■ **Available data**

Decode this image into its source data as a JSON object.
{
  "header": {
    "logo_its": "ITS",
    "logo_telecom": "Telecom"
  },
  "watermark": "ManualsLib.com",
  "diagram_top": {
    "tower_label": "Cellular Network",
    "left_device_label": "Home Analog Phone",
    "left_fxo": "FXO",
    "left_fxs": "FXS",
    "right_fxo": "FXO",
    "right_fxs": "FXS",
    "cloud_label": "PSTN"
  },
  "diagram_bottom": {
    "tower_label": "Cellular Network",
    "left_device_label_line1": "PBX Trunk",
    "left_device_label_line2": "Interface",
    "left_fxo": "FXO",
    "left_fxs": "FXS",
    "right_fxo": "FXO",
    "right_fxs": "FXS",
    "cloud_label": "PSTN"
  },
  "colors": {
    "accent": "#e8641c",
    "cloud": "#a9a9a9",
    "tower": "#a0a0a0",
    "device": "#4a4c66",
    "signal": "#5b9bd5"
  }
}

■ **Prompt**
Copy all of the data exactly.

■ **Result for this task**
Decode this image into its source data as a JSON object.
{
  "header": {
    "logo_its": "ITS",
    "logo_telecom": "Telecom"
  },
  "watermark": "ManualsLib.com",
  "diagram_top": {
    "tower_label": "Cellular Network",
    "left_device_label": "Home Analog Phone",
    "left_fxo": "FXO",
    "left_fxs": "FXS",
    "right_fxo": "FXO",
    "right_fxs": "FXS",
    "cloud_label": "PSTN"
  },
  "diagram_bottom": {
    "tower_label": "Cellular Network",
    "left_device_label_line1": "PBX Trunk",
    "left_device_label_line2": "Interface",
    "left_fxo": "FXO",
    "left_fxs": "FXS",
    "right_fxo": "FXO",
    "right_fxs": "FXS",
    "cloud_label": "PSTN"
  },
  "colors": {
    "accent": "#e8641c",
    "cloud": "#a9a9a9",
    "tower": "#a0a0a0",
    "device": "#4a4c66",
    "signal": "#5b9bd5"
  }
}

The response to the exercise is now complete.